▶ 本文
↓↓↓

ほうれん草畑

ほうれん草の正しい栽培方法とは?特徴やよくあるトラブルの対策方法についても解説!

2023.10.04
目次
  1. ほうれん草の特徴
  2. ほうれん草の栽培方法
  3. ほうれん草栽培によくあるトラブルと対策方法
  4. まとめ

ほうれん草は栄養価が高く、多くの調理方法で楽しめる野菜です。農業と食品に関する知識を深め、元気で美味しいほうれん草を育てるためには、正しいほうれん草の栽培に関する知識が必要です。この記事では、ほうれん草の栄養価、栽培方法、調理法、病気についての知識をまとめ、ほうれんそうを種から育て、食卓で消費者に美味しく食べてもらうまでの道のりを解説します。

↑↑↑

▶ 提供情報

↓↓↓

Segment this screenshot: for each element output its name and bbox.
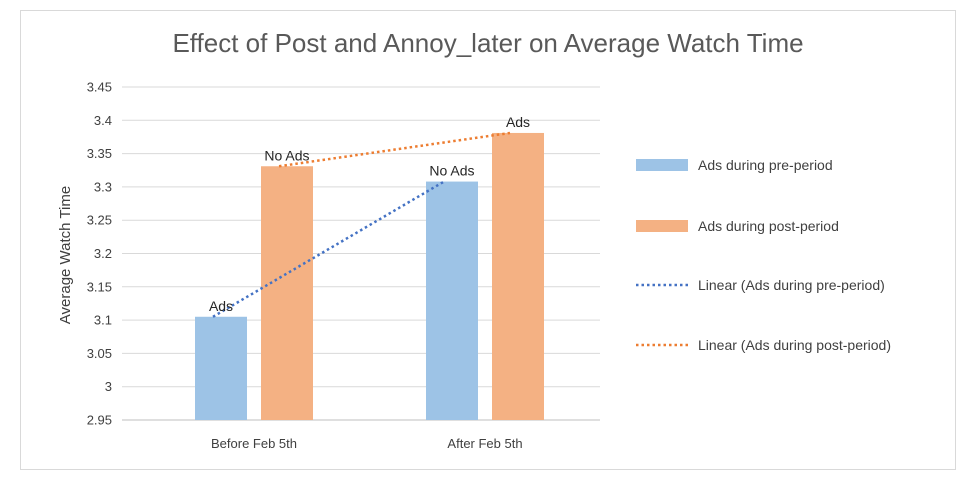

↑↑↑

▶ 作業内容
[1] 本文のうち、「ほうれん草は栄養価が高く、多」から始まり「うまでの道のりを解説します。」で終わる部分を、一字一句違えずに書き写してください。
[2] 本文に基づき、次の各問いにお答えください。
(a) 本文に記載されている日付は何ですか。
(b) 目次の3番目に挙げられている項目は何ですか。
(c) 冒頭の段落では、ほうれん草はどのような野菜であると述べられていますか。

▶ 課題別結果
[1]
ほうれん草は栄養価が高く、多くの調理方法で楽しめる野菜です。農業と食品に関する知識を深め、元気で美味しいほうれん草を育てるためには、正しいほうれん草の栽培に関する知識が必要です。この記事では、ほうれん草の栄養価、栽培方法、調理法、病気についての知識をまとめ、ほうれんそうを種から育て、食卓で消費者に美味しく食べてもらうまでの道のりを解説します。

[2]
(a) 2023.10.04
(b) ほうれん草栽培によくあるトラブルと対策方法
(c) 栄養価が高く、多くの調理方法で楽しめる野菜